Your task is to print every entry below exactly as given.

Provided data start

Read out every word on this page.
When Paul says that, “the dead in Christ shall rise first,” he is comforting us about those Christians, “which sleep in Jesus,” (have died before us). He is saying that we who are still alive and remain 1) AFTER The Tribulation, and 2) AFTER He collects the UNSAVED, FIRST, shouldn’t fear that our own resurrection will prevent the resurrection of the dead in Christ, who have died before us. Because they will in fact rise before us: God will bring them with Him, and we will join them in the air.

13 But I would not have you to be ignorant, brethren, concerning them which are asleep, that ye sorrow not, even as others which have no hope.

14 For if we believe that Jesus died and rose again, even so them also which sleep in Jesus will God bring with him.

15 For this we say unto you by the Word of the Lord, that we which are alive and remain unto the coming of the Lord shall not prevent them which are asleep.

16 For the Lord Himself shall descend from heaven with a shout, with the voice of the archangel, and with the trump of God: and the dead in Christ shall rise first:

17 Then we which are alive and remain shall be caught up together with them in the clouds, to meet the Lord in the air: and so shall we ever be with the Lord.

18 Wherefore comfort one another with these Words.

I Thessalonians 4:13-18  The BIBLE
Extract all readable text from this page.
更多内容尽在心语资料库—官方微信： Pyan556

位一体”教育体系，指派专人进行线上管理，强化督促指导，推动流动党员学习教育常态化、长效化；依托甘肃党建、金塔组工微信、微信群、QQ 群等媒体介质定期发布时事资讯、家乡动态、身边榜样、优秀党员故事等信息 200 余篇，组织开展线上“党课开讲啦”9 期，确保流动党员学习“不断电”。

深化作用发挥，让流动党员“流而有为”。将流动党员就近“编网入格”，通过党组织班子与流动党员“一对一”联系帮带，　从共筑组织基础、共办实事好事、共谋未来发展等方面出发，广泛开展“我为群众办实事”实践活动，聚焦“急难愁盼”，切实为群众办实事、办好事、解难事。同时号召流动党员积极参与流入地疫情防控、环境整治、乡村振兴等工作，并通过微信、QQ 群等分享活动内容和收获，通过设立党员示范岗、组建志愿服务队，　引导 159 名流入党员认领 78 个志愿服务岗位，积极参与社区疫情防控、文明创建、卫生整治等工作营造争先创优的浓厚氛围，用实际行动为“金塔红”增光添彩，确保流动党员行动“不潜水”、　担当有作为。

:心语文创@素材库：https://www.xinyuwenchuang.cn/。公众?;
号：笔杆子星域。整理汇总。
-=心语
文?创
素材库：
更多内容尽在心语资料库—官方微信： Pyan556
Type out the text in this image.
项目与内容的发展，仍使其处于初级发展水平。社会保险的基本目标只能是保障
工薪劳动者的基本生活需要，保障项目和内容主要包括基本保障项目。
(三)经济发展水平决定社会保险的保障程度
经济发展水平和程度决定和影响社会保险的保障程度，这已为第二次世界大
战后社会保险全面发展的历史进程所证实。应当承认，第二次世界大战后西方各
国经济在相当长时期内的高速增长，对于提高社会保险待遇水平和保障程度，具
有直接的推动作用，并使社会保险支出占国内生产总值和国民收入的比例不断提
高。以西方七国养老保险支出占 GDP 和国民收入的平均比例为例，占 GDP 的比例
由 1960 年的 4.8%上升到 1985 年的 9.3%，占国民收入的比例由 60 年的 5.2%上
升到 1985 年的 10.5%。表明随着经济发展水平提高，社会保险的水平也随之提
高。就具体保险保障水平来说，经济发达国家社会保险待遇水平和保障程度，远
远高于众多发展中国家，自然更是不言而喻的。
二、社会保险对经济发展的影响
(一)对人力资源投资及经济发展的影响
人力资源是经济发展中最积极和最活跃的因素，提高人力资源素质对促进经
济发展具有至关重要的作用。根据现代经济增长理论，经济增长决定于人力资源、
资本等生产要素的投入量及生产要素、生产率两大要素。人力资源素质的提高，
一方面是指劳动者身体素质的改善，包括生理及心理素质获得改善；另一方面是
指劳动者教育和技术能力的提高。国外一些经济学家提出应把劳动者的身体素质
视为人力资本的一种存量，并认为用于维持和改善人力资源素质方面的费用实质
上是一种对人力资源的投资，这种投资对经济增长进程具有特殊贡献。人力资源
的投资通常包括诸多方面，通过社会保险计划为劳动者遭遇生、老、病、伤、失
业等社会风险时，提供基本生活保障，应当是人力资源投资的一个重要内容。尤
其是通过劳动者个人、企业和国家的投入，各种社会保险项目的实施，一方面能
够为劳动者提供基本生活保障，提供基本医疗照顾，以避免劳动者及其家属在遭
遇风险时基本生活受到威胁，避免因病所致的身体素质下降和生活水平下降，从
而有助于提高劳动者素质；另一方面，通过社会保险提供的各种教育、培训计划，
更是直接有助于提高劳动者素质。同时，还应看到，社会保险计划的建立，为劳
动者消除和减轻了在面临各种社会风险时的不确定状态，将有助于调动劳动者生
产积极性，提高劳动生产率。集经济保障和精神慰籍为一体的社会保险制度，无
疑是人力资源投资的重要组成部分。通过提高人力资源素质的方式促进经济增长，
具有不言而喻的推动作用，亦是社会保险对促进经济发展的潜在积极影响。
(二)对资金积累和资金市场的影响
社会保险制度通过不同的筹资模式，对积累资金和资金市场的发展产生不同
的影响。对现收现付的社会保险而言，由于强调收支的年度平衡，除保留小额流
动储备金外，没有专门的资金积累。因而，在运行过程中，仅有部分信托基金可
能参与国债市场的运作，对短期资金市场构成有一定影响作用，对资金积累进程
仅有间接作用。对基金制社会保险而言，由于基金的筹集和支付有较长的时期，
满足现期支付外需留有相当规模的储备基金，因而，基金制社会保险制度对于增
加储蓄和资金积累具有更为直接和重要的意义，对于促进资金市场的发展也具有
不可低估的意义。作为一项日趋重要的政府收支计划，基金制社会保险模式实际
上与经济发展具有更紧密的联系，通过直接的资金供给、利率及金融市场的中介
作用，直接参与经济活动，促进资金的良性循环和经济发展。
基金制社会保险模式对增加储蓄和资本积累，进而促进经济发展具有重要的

Provided data end

> Solution to the problem:
Read out every word on this page.
When Paul says that, “the dead in Christ shall rise first,” he is comforting us about those Christians, “which sleep in Jesus,” (have died before us). He is saying that we who are still alive and remain 1) AFTER The Tribulation, and 2) AFTER He collects the UNSAVED, FIRST, shouldn’t fear that our own resurrection will prevent the resurrection of the dead in Christ, who have died before us. Because they will in fact rise before us: God will bring them with Him, and we will join them in the air.

13 But I would not have you to be ignorant, brethren, concerning them which are asleep, that ye sorrow not, even as others which have no hope.

14 For if we believe that Jesus died and rose again, even so them also which sleep in Jesus will God bring with him.

15 For this we say unto you by the Word of the Lord, that we which are alive and remain unto the coming of the Lord shall not prevent them which are asleep.

16 For the Lord Himself shall descend from heaven with a shout, with the voice of the archangel, and with the trump of God: and the dead in Christ shall rise first:

17 Then we which are alive and remain shall be caught up together with them in the clouds, to meet the Lord in the air: and so shall we ever be with the Lord.

18 Wherefore comfort one another with these Words.

I Thessalonians 4:13-18  The BIBLE
Extract all readable text from this page.
更多内容尽在心语资料库—官方微信： Pyan556

位一体”教育体系，指派专人进行线上管理，强化督促指导，推动流动党员学习教育常态化、长效化；依托甘肃党建、金塔组工微信、微信群、QQ 群等媒体介质定期发布时事资讯、家乡动态、身边榜样、优秀党员故事等信息 200 余篇，组织开展线上“党课开讲啦”9 期，确保流动党员学习“不断电”。

深化作用发挥，让流动党员“流而有为”。将流动党员就近“编网入格”，通过党组织班子与流动党员“一对一”联系帮带，　从共筑组织基础、共办实事好事、共谋未来发展等方面出发，广泛开展“我为群众办实事”实践活动，聚焦“急难愁盼”，切实为群众办实事、办好事、解难事。同时号召流动党员积极参与流入地疫情防控、环境整治、乡村振兴等工作，并通过微信、QQ 群等分享活动内容和收获，通过设立党员示范岗、组建志愿服务队，　引导 159 名流入党员认领 78 个志愿服务岗位，积极参与社区疫情防控、文明创建、卫生整治等工作营造争先创优的浓厚氛围，用实际行动为“金塔红”增光添彩，确保流动党员行动“不潜水”、　担当有作为。

:心语文创@素材库：https://www.xinyuwenchuang.cn/。公众?;
号：笔杆子星域。整理汇总。
-=心语
文?创
素材库：
更多内容尽在心语资料库—官方微信： Pyan556
Type out the text in this image.
项目与内容的发展，仍使其处于初级发展水平。社会保险的基本目标只能是保障
工薪劳动者的基本生活需要，保障项目和内容主要包括基本保障项目。
(三)经济发展水平决定社会保险的保障程度
经济发展水平和程度决定和影响社会保险的保障程度，这已为第二次世界大
战后社会保险全面发展的历史进程所证实。应当承认，第二次世界大战后西方各
国经济在相当长时期内的高速增长，对于提高社会保险待遇水平和保障程度，具
有直接的推动作用，并使社会保险支出占国内生产总值和国民收入的比例不断提
高。以西方七国养老保险支出占 GDP 和国民收入的平均比例为例，占 GDP 的比例
由 1960 年的 4.8%上升到 1985 年的 9.3%，占国民收入的比例由 60 年的 5.2%上
升到 1985 年的 10.5%。表明随着经济发展水平提高，社会保险的水平也随之提
高。就具体保险保障水平来说，经济发达国家社会保险待遇水平和保障程度，远
远高于众多发展中国家，自然更是不言而喻的。
二、社会保险对经济发展的影响
(一)对人力资源投资及经济发展的影响
人力资源是经济发展中最积极和最活跃的因素，提高人力资源素质对促进经
济发展具有至关重要的作用。根据现代经济增长理论，经济增长决定于人力资源、
资本等生产要素的投入量及生产要素、生产率两大要素。人力资源素质的提高，
一方面是指劳动者身体素质的改善，包括生理及心理素质获得改善；另一方面是
指劳动者教育和技术能力的提高。国外一些经济学家提出应把劳动者的身体素质
视为人力资本的一种存量，并认为用于维持和改善人力资源素质方面的费用实质
上是一种对人力资源的投资，这种投资对经济增长进程具有特殊贡献。人力资源
的投资通常包括诸多方面，通过社会保险计划为劳动者遭遇生、老、病、伤、失
业等社会风险时，提供基本生活保障，应当是人力资源投资的一个重要内容。尤
其是通过劳动者个人、企业和国家的投入，各种社会保险项目的实施，一方面能
够为劳动者提供基本生活保障，提供基本医疗照顾，以避免劳动者及其家属在遭
遇风险时基本生活受到威胁，避免因病所致的身体素质下降和生活水平下降，从
而有助于提高劳动者素质；另一方面，通过社会保险提供的各种教育、培训计划，
更是直接有助于提高劳动者素质。同时，还应看到，社会保险计划的建立，为劳
动者消除和减轻了在面临各种社会风险时的不确定状态，将有助于调动劳动者生
产积极性，提高劳动生产率。集经济保障和精神慰籍为一体的社会保险制度，无
疑是人力资源投资的重要组成部分。通过提高人力资源素质的方式促进经济增长，
具有不言而喻的推动作用，亦是社会保险对促进经济发展的潜在积极影响。
(二)对资金积累和资金市场的影响
社会保险制度通过不同的筹资模式，对积累资金和资金市场的发展产生不同
的影响。对现收现付的社会保险而言，由于强调收支的年度平衡，除保留小额流
动储备金外，没有专门的资金积累。因而，在运行过程中，仅有部分信托基金可
能参与国债市场的运作，对短期资金市场构成有一定影响作用，对资金积累进程
仅有间接作用。对基金制社会保险而言，由于基金的筹集和支付有较长的时期，
满足现期支付外需留有相当规模的储备基金，因而，基金制社会保险制度对于增
加储蓄和资金积累具有更为直接和重要的意义，对于促进资金市场的发展也具有
不可低估的意义。作为一项日趋重要的政府收支计划，基金制社会保险模式实际
上与经济发展具有更紧密的联系，通过直接的资金供给、利率及金融市场的中介
作用，直接参与经济活动，促进资金的良性循环和经济发展。
基金制社会保险模式对增加储蓄和资本积累，进而促进经济发展具有重要的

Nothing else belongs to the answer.